**RECORDS TO USE:**
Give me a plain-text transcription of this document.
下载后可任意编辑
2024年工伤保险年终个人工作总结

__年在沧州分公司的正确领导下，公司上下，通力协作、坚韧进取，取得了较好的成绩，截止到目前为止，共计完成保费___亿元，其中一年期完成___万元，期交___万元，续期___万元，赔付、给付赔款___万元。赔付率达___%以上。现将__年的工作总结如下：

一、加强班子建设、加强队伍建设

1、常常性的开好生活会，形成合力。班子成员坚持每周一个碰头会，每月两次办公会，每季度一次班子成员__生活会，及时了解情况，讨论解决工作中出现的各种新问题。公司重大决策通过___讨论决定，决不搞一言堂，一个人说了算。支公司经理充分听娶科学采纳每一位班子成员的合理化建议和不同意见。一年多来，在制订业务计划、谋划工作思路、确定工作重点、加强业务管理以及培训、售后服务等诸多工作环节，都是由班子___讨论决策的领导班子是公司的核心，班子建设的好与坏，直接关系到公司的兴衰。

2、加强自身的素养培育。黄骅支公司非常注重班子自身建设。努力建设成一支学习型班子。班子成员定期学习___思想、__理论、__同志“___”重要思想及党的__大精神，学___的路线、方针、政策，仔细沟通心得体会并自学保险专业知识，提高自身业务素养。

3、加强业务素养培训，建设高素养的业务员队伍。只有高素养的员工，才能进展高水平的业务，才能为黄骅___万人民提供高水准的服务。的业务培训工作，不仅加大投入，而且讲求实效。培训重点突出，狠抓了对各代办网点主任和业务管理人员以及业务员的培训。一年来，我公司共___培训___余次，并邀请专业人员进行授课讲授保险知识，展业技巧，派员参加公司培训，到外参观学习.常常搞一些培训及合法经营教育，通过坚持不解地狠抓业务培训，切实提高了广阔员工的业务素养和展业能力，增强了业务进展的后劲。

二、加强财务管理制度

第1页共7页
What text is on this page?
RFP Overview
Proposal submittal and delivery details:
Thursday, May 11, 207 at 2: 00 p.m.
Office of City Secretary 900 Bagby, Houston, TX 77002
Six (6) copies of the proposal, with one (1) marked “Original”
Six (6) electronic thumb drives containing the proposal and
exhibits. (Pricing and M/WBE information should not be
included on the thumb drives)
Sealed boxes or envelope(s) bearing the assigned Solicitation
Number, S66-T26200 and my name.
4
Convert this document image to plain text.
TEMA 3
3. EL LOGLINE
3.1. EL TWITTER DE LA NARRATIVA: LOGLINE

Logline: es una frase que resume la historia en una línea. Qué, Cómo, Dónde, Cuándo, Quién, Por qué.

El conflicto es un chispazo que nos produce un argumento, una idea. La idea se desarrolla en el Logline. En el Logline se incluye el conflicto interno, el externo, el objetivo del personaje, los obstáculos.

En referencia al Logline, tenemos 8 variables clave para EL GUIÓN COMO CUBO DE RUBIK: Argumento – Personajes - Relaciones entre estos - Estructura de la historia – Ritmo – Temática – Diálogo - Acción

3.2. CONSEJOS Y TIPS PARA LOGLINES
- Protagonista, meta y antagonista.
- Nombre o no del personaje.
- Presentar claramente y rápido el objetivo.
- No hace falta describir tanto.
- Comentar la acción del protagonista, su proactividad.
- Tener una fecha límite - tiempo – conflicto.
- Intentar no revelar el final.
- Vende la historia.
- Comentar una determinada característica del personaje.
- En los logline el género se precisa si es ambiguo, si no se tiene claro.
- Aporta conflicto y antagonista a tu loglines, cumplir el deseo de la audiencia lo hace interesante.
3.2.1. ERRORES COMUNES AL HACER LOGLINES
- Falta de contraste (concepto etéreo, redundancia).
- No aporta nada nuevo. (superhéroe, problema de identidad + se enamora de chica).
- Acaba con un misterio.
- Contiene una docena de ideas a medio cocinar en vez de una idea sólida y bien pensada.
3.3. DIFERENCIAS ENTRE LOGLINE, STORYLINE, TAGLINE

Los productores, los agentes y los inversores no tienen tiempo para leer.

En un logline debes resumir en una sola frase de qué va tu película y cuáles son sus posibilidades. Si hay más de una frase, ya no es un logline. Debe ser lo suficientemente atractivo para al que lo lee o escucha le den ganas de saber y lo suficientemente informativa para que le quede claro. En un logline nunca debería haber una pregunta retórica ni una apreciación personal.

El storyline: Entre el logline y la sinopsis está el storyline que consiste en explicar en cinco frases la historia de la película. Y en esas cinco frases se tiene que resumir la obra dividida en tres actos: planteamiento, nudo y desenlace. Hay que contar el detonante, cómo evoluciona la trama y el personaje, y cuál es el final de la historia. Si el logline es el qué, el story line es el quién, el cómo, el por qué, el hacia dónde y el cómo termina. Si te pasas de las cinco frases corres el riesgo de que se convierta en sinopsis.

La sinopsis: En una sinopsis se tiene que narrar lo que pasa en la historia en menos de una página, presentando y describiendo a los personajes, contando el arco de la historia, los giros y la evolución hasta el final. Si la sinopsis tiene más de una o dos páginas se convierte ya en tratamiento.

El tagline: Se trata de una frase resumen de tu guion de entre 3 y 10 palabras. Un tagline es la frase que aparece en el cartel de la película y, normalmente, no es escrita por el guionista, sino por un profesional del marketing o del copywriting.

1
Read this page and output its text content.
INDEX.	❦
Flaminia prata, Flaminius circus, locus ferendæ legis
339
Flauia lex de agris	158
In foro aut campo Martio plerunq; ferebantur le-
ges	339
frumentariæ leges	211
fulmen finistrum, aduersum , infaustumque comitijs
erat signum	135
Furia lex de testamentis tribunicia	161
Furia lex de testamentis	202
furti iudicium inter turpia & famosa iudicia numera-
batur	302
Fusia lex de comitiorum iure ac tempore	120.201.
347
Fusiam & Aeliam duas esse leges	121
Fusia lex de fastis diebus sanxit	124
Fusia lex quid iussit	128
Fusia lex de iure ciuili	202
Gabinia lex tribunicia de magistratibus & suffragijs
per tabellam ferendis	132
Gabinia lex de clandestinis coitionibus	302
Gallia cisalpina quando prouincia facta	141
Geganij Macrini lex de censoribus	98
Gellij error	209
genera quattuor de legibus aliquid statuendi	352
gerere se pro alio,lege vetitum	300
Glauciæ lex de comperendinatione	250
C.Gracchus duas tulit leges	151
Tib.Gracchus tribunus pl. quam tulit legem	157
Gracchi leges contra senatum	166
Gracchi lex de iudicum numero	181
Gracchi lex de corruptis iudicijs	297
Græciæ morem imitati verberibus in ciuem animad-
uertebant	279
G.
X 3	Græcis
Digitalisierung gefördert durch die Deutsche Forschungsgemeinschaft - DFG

**WHAT IS REQUIRED:** Each line that holds the word "Comentar" is to be copied.

**WRITTEN ANSWER:**
- Comentar la acción del protagonista, su proactividad.
- Comentar una determinada característica del personaje.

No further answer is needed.